# What to do:
Transcribe every line exactly. Leave the pictures behind.

# Data shown:

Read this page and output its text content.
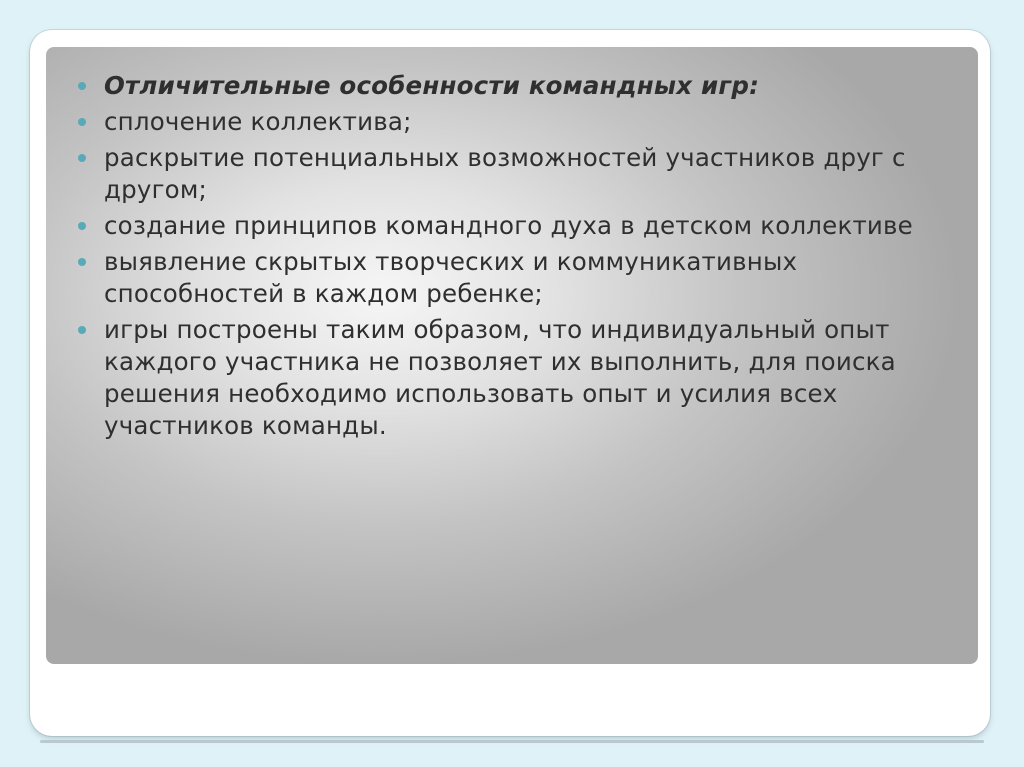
Отличительные особенности командных игр:
сплочение коллектива;
раскрытие потенциальных возможностей участников друг с другом;
создание принципов командного духа в детском коллективе
выявление скрытых творческих и коммуникативных способностей в каждом ребенке;
игры построены таким образом, что индивидуальный опыт каждого участника не позволяет их выполнить, для поиска решения необходимо использовать опыт и усилия всех участников команды.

# Result of the exercise:
Read this page and output its text content.
Отличительные особенности командных игр:
сплочение коллектива;
раскрытие потенциальных возможностей участников друг с другом;
создание принципов командного духа в детском коллективе
выявление скрытых творческих и коммуникативных способностей в каждом ребенке;
игры построены таким образом, что индивидуальный опыт каждого участника не позволяет их выполнить, для поиска решения необходимо использовать опыт и усилия всех участников команды.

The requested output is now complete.